Set problem:
Identify all lines of the data containing the string "Privileged" and copy them.
Start of Information given
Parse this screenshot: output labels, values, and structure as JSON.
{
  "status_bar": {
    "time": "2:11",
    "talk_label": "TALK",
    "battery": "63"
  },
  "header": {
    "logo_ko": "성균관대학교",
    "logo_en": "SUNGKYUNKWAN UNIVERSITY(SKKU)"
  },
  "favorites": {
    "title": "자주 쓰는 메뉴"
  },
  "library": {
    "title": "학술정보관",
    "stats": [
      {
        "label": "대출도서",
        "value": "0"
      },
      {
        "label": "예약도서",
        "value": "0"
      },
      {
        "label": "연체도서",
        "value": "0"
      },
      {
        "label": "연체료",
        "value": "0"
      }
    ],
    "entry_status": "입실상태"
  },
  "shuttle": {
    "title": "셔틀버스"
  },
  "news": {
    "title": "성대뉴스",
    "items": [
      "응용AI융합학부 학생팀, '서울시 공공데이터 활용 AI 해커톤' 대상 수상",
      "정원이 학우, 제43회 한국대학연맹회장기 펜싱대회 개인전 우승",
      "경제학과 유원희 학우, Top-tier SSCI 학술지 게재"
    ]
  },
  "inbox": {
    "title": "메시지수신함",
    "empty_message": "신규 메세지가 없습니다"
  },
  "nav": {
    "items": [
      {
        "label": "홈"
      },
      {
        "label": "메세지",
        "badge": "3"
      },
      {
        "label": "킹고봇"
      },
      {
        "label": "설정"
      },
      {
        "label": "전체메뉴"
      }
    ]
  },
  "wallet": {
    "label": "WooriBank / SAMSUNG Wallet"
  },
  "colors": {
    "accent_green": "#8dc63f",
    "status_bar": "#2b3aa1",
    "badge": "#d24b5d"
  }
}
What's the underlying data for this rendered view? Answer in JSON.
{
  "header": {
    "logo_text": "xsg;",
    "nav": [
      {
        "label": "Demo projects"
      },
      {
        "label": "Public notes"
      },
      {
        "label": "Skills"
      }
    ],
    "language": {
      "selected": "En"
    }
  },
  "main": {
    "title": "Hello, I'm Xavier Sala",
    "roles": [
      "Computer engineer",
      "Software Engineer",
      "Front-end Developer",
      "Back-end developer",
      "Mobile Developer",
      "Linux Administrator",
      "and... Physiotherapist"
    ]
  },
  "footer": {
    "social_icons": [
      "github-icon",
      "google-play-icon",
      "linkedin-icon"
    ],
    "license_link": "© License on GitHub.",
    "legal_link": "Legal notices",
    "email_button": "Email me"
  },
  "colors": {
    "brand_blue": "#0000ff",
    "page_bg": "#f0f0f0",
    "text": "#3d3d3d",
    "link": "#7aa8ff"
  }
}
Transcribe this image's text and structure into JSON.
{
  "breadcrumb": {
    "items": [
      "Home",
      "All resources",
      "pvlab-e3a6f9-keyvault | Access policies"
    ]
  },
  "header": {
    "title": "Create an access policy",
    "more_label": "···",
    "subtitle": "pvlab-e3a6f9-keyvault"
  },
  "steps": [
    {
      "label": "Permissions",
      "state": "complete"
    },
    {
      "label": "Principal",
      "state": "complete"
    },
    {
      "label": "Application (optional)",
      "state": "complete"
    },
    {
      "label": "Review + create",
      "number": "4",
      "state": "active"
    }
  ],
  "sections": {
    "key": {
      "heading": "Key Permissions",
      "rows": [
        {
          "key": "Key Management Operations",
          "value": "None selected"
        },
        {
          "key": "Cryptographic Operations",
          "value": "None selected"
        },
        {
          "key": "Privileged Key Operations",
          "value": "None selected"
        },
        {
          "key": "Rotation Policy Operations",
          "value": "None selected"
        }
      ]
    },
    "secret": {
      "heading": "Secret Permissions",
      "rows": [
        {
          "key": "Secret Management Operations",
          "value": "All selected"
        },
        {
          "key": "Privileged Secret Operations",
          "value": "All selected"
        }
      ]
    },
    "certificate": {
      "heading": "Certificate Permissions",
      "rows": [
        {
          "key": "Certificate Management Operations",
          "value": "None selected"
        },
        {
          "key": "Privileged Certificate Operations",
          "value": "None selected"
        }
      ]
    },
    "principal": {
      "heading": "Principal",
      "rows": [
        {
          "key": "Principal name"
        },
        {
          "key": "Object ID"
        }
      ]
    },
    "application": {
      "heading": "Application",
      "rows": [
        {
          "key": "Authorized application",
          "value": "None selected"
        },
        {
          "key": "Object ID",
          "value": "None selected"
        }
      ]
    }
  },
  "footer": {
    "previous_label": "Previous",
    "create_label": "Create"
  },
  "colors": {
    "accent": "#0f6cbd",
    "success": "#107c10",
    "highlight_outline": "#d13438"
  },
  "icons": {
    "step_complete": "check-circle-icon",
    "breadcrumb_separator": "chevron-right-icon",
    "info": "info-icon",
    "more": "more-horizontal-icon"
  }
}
End of Information given
Reply:
          "key": "Privileged Key Operations",
          "key": "Privileged Secret Operations",
          "key": "Privileged Certificate Operations",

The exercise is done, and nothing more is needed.